**The task**. Say how many lines hold the string "SlimeVR"; please write nothing but the number.

:: Given data

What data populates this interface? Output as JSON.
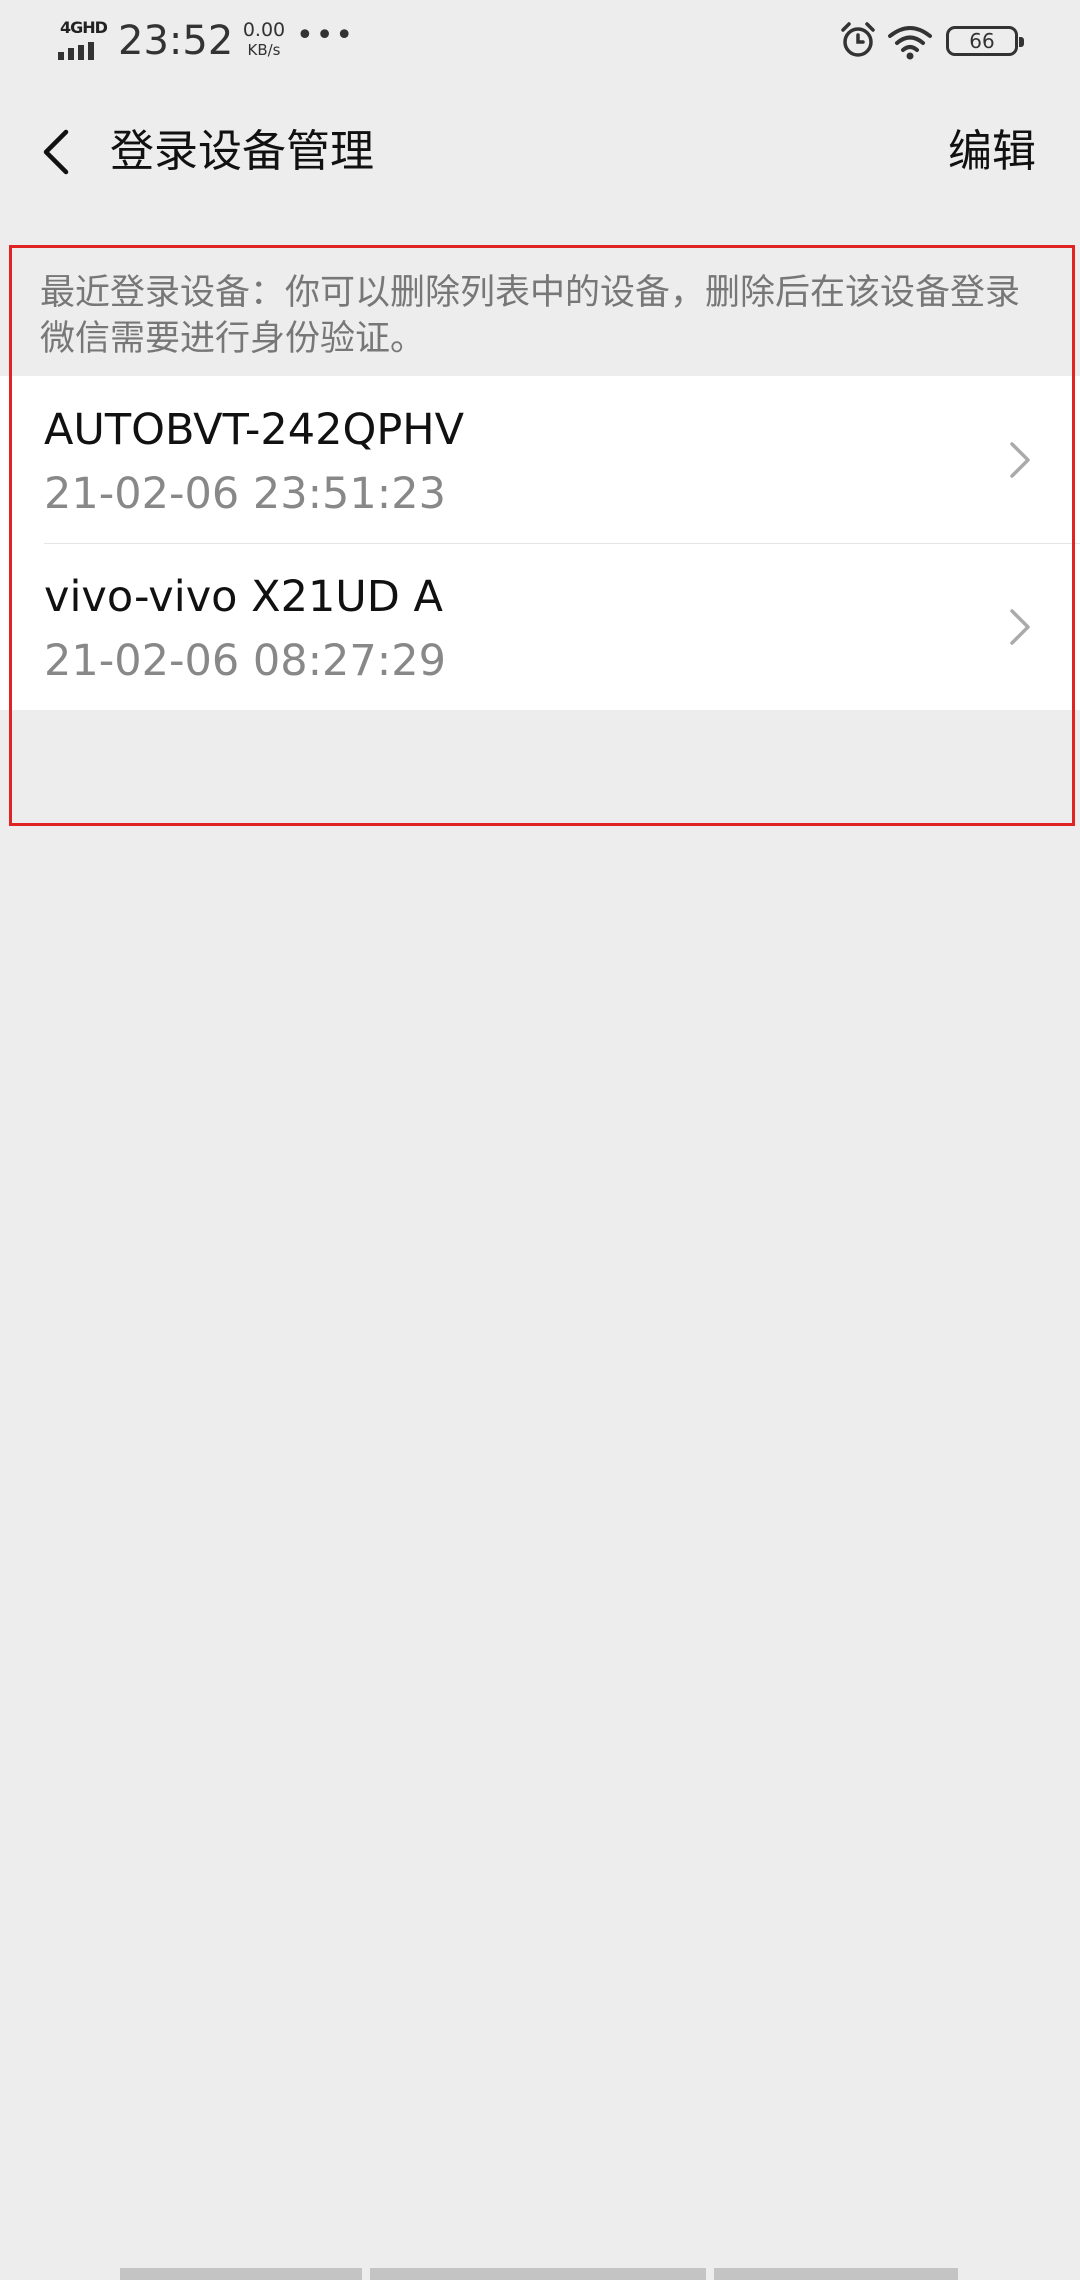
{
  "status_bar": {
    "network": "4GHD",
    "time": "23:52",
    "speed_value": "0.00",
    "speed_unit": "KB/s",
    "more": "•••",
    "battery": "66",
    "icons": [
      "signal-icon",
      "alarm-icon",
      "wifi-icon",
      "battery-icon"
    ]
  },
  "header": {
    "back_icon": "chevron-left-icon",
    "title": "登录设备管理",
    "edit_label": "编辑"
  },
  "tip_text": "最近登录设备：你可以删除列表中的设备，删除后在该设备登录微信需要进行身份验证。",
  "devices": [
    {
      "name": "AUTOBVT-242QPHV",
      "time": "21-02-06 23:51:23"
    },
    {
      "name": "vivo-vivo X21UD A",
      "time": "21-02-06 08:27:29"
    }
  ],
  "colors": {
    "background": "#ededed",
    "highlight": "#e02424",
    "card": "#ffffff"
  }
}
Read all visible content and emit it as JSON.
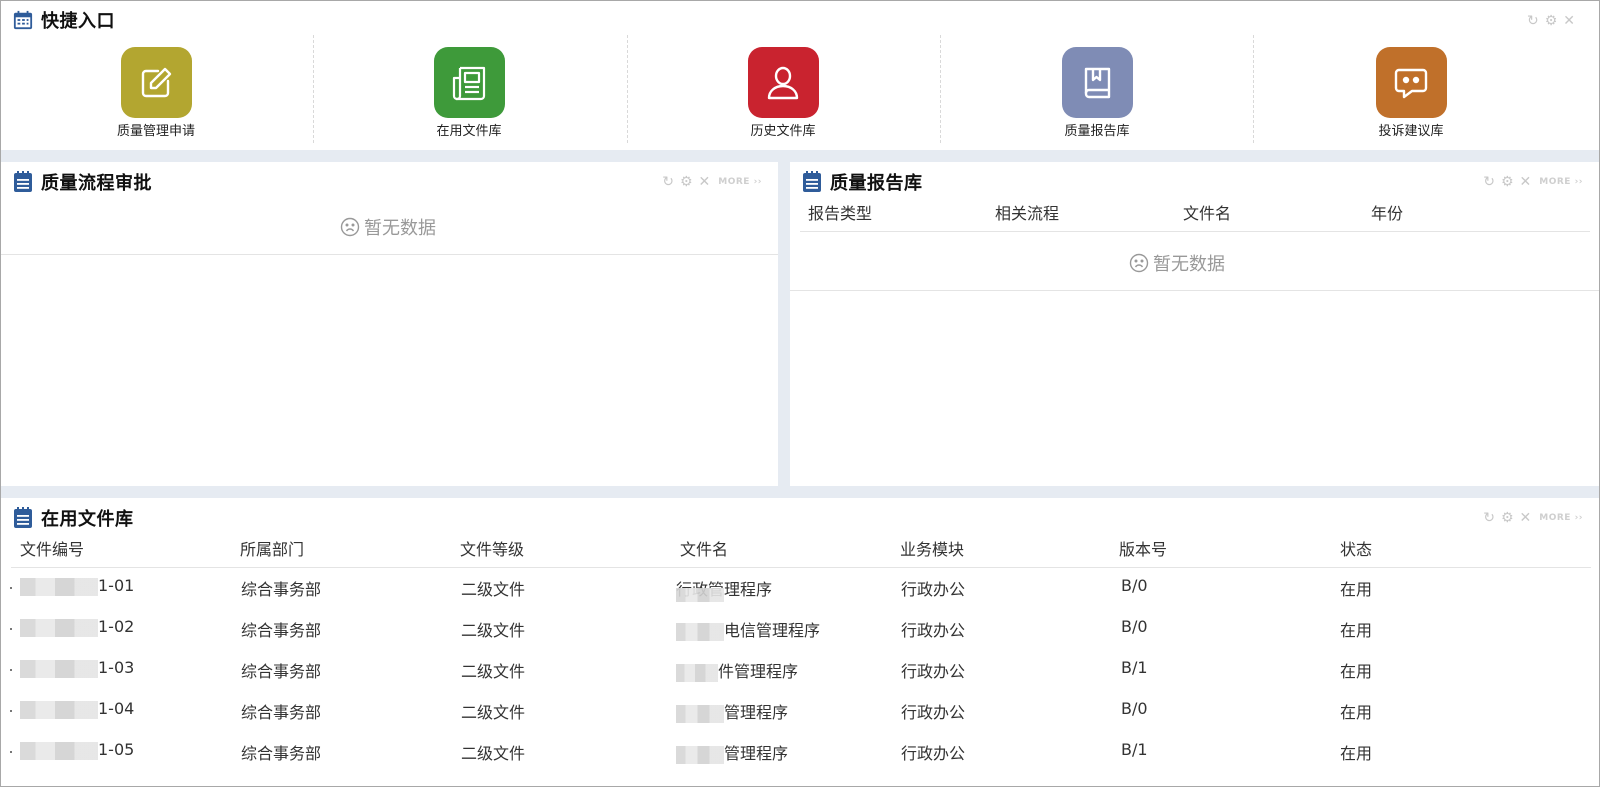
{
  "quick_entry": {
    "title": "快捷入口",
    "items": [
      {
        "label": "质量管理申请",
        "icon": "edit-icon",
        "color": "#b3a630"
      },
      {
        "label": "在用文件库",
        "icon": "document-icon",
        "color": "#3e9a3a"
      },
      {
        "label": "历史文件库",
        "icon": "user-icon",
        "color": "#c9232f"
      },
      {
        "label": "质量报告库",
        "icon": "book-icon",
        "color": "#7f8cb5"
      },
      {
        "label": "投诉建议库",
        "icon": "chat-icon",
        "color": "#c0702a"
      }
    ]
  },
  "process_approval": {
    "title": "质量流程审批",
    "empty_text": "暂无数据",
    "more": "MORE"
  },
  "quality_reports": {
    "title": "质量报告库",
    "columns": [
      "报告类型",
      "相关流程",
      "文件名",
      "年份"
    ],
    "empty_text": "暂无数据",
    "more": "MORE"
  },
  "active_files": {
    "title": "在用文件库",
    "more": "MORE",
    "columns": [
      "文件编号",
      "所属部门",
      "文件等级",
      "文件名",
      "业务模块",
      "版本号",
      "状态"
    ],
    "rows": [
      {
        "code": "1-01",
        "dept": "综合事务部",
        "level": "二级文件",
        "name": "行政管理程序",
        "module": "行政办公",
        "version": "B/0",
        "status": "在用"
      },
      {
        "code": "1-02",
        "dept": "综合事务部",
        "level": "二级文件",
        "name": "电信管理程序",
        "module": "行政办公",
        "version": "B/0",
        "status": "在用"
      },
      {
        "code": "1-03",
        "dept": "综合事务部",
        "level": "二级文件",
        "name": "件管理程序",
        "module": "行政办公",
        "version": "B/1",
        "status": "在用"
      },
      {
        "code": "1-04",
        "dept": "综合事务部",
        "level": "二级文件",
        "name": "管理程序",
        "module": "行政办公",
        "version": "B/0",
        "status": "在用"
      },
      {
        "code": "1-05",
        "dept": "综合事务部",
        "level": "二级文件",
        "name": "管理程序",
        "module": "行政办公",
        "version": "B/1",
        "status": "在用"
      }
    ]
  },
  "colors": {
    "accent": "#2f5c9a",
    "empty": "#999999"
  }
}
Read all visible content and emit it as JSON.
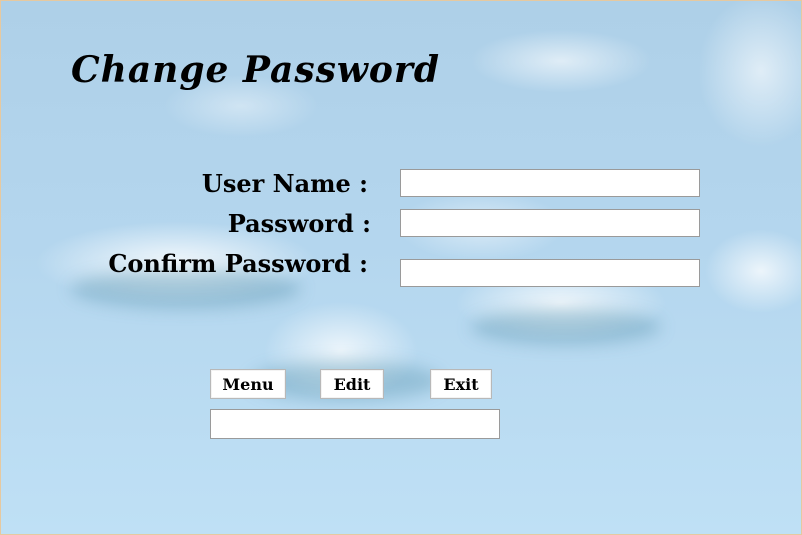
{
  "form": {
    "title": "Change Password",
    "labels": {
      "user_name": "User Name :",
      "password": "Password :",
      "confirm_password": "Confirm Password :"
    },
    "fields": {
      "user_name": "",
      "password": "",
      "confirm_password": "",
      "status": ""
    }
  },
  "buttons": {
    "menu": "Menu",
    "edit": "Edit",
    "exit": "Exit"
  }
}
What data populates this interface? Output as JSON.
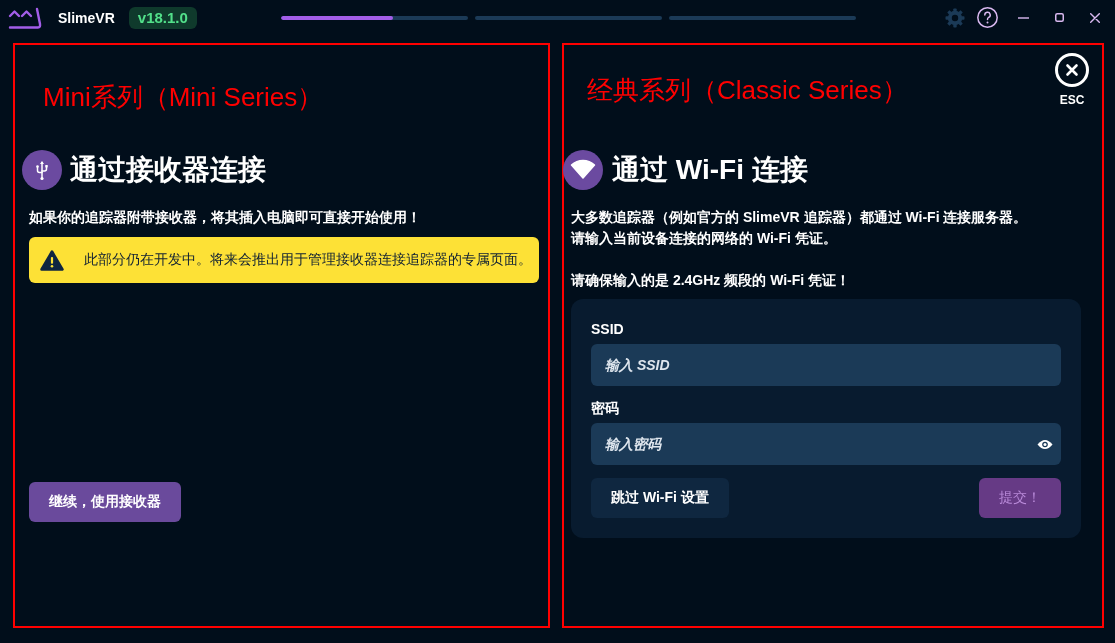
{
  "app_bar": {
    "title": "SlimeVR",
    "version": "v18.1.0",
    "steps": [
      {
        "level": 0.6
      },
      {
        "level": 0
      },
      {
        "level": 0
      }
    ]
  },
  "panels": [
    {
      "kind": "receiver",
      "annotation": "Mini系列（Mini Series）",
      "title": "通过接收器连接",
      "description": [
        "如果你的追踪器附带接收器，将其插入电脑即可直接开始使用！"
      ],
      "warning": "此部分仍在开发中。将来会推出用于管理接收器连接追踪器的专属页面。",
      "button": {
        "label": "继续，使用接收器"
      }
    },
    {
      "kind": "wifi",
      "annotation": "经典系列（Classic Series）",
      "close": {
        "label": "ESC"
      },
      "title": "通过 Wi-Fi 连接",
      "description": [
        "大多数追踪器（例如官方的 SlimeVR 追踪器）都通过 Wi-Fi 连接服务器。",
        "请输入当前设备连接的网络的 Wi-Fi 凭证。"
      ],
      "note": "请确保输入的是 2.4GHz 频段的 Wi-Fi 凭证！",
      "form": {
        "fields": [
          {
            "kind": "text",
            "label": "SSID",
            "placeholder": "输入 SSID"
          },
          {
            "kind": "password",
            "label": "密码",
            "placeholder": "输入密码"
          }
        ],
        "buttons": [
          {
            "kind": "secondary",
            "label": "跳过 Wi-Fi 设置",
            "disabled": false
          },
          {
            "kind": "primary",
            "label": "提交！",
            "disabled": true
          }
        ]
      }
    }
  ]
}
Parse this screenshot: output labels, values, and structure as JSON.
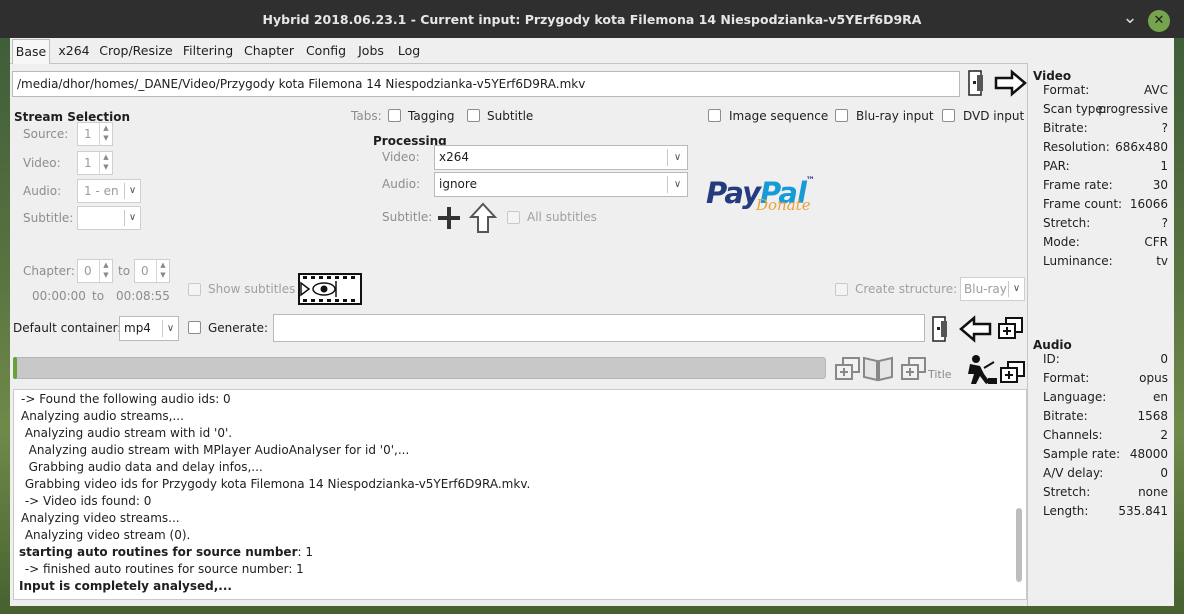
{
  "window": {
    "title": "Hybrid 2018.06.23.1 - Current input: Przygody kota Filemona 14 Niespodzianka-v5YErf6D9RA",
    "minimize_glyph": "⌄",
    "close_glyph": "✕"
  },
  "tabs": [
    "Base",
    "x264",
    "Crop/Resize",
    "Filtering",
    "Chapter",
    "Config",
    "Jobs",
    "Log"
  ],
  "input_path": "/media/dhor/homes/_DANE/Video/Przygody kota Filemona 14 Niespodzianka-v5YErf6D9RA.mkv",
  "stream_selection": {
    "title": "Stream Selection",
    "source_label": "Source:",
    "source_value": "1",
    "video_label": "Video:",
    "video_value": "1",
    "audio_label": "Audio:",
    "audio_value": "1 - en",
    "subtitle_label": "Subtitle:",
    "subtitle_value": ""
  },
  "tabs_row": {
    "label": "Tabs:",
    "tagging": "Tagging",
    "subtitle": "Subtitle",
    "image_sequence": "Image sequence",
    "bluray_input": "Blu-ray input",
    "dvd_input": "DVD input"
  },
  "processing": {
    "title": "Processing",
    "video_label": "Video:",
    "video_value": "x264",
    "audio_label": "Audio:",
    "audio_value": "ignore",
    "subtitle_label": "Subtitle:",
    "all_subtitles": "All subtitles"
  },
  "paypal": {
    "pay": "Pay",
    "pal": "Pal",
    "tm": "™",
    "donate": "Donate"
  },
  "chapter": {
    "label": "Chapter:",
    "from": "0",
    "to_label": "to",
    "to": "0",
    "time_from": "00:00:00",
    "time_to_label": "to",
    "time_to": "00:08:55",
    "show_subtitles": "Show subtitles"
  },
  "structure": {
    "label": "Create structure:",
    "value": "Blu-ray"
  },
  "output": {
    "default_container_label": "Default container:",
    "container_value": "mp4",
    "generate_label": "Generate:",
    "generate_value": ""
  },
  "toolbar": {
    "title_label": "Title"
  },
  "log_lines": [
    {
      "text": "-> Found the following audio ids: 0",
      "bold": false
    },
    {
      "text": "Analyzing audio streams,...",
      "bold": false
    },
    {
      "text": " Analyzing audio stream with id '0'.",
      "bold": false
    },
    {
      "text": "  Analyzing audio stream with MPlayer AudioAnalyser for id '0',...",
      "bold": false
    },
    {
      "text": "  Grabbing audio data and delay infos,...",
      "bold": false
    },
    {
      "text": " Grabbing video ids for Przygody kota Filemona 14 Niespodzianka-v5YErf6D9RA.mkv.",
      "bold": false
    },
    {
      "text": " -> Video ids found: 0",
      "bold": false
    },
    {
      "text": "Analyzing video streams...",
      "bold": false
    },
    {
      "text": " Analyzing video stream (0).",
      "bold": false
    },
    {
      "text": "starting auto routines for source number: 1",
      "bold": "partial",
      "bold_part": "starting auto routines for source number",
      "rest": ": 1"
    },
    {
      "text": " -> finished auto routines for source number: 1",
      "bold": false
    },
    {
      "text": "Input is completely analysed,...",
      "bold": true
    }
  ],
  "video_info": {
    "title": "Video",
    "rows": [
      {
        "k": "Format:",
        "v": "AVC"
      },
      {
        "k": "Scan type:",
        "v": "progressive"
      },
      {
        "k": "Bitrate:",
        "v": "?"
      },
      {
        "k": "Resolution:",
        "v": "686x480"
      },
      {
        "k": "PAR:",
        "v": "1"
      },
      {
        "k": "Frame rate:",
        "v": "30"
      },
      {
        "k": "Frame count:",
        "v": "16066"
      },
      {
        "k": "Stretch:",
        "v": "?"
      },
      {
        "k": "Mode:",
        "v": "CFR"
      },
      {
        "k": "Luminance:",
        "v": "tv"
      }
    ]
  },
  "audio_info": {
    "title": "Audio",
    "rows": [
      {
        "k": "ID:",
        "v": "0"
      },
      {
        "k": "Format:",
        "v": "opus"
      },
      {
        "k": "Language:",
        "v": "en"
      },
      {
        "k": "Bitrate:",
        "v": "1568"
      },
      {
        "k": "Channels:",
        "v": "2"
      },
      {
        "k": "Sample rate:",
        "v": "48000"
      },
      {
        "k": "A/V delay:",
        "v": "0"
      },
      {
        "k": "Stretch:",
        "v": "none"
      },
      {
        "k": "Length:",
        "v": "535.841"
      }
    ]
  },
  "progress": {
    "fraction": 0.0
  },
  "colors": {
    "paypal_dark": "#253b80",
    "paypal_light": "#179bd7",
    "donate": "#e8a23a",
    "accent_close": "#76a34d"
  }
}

::::

**Solution to this exercise**. 2